Entdeckungen eines Bibelübersetzers

Schlagwort: Petrus

Apostel

„Apostel“ ist ein Lehnwort aus dem Griechischen. Hier bezeichnet man Leute wie Petrus und Paulus tatsächlich als „apóstolos“ (Plural „apóstoloi“). Dabei müssen wir natürlich erst einmal Ballast abwerfen. Im Laufe der Kirchengeschichte hat sich der Begriff „Apostel“ bzw. „apostolisch“ sehr verändert. Der entsprechende Begriff aus dem Lateinischen ist übrigens „Missionar“.

„Apóstolos“ kommt von „apostéllein“, was auf Deutsch jemanden „senden“ oder „schicken“ heißt. Es ist also ein „Gesandter“ oder ein „Bote“, ein Untergeordneter, der einen Auftrag erfüllt. Das Spektrum reicht von einem diplomatischen Gesandten des Kaisers bis hin zu einem Sklaven, der eine einfache Mitteilung überbringen muss. Ein Gesandter des Herrn, Jesus, zu sein, ist im Reich Gottes eine grundlegende Aufgabe und steht bei den Aufzählungen der geistlichen Gaben in den Paulusbriefen immer an erster Stelle.

In der Gemeinde haben diese Gesandten im Neuen Testament immer eine führende Funktion. In der Urgemeinde in Jerusalem hatten die zwölf von Jesus eingesetzten Gesandten zunächst die Aufgabe von Verantwortlichen bzw. Älteren der Gemeinde und haben sich auch so verhalten. In den Berichten der Apostelgeschichte ist dann zu erkennen, dass daneben mit der Zeit andere Ältere traten und in Jerusalem die Gesandten immer weniger wurden, weil sie sich ihrer Aufgabe entsprechend aussenden ließen, wohin immer der Herr sie durch den heiligen Geist schickte bzw. führte.

Paulus als „Apostel“

Als Musterbeispiel ist uns in der Apostelgeschichte und in seinen Briefen der „Apostel“ Paulus gegeben. Er war schon keiner von den Zwölf mehr, aber ein Lehrer in der Gemeinde in Atiochia. Von hier aus wurde er ausgesandt, um seinen Sendungsauftrag zu erfüllen. Es wird in den Berichten deutlich, dass seine „sendende“ Gemeinde in Antiochia keinerlei Weisungsbefugnis über ihn hatte. Es gab keine irdische „Missionsleitung“, der er Rechenschaft schuldig war. Dennoch gab es eine Verbundenheit mit der Gemeinde, die ihn ausgesandt hatte. Bei Besuchen in Antiochia berichtete er, was der Herr in seinem Dienst getan hatte. Übrigens wurde er auch nicht von dort bezahlt, außer der anfänglichen Ausstattung zur Reise.

[Datensätze zu Elementen und Koordinaten]
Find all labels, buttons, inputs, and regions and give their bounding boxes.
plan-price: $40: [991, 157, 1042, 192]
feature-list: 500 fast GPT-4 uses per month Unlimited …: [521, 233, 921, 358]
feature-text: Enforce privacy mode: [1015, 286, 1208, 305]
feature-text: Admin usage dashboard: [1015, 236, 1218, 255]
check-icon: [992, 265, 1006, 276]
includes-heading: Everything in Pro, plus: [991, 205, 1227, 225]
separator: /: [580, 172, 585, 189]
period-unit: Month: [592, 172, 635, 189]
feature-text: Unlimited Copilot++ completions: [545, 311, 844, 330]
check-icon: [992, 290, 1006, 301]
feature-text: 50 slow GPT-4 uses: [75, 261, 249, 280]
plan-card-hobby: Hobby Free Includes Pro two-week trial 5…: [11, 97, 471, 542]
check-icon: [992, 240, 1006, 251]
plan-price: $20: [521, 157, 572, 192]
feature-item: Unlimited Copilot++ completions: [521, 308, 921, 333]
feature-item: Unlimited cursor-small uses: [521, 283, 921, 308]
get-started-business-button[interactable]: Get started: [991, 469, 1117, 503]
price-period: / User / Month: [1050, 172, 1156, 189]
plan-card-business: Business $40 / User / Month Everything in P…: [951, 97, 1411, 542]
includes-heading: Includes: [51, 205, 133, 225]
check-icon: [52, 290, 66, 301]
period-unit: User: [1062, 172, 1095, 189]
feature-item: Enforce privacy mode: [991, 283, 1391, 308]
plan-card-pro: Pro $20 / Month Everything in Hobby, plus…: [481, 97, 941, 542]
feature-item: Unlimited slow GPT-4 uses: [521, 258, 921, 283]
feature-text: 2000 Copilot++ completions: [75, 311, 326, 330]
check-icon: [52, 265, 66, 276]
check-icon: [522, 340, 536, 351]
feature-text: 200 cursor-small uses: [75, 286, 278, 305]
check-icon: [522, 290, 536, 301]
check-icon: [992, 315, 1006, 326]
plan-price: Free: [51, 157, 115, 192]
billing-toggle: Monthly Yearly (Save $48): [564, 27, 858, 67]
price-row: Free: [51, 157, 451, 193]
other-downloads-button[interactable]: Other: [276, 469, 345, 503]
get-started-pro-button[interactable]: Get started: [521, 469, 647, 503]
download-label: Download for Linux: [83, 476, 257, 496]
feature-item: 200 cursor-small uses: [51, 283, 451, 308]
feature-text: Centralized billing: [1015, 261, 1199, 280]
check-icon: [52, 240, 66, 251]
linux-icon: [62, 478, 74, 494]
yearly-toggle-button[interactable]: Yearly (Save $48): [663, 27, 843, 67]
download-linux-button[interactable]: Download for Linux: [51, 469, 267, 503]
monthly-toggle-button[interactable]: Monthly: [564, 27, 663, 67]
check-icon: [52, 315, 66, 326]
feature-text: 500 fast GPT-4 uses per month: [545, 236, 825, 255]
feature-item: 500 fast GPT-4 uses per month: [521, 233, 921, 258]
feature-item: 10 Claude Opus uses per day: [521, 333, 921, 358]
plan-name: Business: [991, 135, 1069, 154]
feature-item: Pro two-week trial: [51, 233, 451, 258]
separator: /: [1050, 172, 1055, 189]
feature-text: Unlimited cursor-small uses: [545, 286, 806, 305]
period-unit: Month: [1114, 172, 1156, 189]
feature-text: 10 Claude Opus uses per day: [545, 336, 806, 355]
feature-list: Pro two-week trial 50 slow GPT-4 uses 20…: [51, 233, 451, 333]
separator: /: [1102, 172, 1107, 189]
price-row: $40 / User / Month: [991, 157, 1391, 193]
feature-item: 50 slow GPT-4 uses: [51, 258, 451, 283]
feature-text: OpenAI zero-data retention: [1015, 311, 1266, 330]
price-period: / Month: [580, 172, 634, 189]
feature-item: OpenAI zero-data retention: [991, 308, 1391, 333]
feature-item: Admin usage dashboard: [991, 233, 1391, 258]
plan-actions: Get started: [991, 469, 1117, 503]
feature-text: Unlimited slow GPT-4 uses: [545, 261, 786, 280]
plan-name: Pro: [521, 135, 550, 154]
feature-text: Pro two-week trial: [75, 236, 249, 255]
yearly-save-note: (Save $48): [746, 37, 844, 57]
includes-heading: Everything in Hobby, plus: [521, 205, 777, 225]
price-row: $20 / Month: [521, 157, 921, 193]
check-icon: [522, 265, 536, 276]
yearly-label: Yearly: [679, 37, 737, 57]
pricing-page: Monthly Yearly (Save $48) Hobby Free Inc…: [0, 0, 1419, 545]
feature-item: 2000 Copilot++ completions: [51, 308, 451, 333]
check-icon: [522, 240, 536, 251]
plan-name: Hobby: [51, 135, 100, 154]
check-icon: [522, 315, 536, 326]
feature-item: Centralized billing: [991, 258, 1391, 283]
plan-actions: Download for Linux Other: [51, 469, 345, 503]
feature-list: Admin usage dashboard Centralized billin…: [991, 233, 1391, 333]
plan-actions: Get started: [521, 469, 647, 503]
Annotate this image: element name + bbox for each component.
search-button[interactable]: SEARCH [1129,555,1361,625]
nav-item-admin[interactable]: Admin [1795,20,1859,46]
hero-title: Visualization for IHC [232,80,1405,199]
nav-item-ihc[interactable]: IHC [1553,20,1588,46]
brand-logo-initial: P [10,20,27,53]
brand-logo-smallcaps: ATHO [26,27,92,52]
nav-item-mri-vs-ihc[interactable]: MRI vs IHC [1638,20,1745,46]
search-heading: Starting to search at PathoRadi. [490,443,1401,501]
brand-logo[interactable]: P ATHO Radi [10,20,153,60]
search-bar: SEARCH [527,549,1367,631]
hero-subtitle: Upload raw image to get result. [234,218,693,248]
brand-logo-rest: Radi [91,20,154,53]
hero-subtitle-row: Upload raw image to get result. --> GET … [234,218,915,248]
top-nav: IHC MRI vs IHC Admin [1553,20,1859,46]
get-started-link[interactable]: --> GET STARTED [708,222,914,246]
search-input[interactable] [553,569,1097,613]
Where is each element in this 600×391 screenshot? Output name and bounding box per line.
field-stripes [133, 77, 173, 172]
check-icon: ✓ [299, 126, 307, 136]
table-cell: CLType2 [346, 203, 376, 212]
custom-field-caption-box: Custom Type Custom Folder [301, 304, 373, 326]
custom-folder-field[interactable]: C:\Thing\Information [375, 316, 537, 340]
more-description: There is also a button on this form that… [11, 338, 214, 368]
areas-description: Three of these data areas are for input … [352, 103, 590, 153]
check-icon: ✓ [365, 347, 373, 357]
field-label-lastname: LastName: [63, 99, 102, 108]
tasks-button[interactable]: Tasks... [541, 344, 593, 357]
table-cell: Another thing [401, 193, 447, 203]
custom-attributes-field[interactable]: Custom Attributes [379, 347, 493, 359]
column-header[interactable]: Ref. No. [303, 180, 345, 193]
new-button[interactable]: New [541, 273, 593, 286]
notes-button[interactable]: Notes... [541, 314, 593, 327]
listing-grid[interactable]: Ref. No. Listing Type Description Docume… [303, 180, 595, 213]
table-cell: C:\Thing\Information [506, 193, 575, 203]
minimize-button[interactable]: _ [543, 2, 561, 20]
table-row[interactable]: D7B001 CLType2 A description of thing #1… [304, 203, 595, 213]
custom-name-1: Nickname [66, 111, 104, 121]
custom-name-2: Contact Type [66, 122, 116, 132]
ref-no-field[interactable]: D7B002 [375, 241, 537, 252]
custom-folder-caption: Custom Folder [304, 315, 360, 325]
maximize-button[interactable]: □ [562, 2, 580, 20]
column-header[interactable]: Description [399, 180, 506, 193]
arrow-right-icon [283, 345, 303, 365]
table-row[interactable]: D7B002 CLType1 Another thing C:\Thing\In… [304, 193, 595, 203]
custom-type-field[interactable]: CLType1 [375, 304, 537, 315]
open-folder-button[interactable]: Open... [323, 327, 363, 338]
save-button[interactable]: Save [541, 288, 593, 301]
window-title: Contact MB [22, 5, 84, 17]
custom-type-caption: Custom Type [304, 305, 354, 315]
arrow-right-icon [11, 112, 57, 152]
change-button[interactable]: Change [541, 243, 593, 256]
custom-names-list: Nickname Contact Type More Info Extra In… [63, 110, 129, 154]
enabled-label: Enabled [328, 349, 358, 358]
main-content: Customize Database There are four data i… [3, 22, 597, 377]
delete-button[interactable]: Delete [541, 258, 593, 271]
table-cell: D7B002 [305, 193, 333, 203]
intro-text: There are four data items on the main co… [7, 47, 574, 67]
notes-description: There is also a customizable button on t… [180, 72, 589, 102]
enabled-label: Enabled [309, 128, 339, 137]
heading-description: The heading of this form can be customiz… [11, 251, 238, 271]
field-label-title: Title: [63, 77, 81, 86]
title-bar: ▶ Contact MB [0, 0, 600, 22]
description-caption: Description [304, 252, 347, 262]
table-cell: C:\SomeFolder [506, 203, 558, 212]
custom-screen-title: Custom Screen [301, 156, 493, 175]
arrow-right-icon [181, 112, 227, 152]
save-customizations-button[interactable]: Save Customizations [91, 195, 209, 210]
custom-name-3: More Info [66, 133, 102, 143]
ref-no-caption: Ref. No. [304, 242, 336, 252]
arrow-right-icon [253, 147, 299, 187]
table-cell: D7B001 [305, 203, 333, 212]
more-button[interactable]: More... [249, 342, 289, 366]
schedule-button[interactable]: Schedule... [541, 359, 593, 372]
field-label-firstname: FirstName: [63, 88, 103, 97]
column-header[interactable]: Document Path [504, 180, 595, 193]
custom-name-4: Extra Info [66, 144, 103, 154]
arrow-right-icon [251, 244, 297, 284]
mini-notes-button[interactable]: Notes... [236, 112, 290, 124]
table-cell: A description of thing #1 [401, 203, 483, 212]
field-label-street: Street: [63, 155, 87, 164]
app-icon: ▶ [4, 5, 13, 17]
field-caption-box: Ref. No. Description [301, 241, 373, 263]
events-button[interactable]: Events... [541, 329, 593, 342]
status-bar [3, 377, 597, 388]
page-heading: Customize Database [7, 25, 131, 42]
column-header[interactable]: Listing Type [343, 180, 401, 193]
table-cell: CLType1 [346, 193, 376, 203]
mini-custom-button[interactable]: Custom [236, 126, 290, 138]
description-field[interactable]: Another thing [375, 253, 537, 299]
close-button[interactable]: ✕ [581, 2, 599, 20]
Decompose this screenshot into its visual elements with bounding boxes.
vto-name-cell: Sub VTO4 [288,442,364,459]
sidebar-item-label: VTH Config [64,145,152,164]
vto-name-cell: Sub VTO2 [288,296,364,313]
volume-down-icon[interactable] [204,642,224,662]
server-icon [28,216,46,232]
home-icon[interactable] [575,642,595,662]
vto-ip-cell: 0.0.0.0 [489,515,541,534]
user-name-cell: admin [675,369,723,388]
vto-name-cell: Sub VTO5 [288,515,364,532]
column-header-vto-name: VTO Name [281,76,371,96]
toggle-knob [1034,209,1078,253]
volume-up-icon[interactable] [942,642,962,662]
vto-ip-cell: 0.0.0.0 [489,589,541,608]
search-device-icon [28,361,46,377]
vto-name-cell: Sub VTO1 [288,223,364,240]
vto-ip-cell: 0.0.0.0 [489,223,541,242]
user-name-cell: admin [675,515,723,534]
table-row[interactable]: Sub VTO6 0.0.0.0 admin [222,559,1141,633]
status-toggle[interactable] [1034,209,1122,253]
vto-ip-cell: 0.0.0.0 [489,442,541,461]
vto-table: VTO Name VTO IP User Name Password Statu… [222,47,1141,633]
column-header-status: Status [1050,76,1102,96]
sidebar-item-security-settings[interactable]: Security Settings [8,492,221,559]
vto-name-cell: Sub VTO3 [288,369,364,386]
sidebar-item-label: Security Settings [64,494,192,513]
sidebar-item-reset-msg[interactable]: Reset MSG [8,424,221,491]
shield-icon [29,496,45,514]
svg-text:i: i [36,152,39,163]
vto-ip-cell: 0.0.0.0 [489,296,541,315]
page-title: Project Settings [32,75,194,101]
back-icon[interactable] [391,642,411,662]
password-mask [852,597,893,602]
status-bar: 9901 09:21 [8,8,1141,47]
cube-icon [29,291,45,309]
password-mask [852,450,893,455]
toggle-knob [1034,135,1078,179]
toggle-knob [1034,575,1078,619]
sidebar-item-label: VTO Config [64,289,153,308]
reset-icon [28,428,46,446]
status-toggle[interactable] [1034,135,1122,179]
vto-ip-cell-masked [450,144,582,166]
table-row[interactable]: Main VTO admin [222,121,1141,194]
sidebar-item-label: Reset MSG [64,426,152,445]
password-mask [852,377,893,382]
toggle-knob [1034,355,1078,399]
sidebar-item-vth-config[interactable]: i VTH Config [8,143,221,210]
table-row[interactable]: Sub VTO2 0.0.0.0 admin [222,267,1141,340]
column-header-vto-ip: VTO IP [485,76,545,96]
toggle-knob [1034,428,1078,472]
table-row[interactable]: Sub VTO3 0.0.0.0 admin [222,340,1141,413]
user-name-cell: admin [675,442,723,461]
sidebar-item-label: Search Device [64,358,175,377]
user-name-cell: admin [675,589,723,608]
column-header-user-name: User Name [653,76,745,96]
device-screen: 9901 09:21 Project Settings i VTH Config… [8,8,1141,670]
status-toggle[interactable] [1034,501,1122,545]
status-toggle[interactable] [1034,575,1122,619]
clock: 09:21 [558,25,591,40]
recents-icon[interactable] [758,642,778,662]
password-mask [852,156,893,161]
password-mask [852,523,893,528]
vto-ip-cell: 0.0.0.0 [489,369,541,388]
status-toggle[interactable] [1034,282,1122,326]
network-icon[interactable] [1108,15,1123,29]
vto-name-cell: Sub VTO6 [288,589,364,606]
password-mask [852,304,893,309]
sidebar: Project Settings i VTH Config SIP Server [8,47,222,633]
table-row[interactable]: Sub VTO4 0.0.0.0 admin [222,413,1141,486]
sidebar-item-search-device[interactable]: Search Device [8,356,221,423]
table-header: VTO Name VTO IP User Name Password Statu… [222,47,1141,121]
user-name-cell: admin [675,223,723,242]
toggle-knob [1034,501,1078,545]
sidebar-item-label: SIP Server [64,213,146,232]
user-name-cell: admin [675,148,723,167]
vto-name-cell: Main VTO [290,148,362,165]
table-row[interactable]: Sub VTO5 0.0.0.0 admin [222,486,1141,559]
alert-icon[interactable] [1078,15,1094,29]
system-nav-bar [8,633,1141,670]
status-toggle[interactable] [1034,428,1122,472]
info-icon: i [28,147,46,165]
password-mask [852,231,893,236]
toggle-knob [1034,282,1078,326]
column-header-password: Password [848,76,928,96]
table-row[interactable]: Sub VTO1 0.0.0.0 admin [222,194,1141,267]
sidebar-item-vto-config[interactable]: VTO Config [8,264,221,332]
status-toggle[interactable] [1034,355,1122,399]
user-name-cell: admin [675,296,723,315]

Übungsaufgaben:
1) Gib den Abschnitt aus dem Text über Apostel wieder, beginnend mit „In der Gemeinde haben“ und weiter bis „schickte bzw. führte.“. Tausche dabei „Urgemeinde“ gegen „ersten Gemeinde“ aus.
2) Welcher lateinische Begriff entspricht laut dem Text über Apostel dem Wort „Apostel“?

Ergebnisse:
1)
In der Gemeinde haben diese Gesandten im Neuen Testament immer eine führende Funktion. In der ersten Gemeinde in Jerusalem hatten die zwölf von Jesus eingesetzten Gesandten zunächst die Aufgabe von Verantwortlichen bzw. Älteren der Gemeinde und haben sich auch so verhalten. In den Berichten der Apostelgeschichte ist dann zu erkennen, dass daneben mit der Zeit andere Ältere traten und in Jerusalem die Gesandten immer weniger wurden, weil sie sich ihrer Aufgabe entsprechend aussenden ließen, wohin immer der Herr sie durch den heiligen Geist schickte bzw. führte.

2) Missionar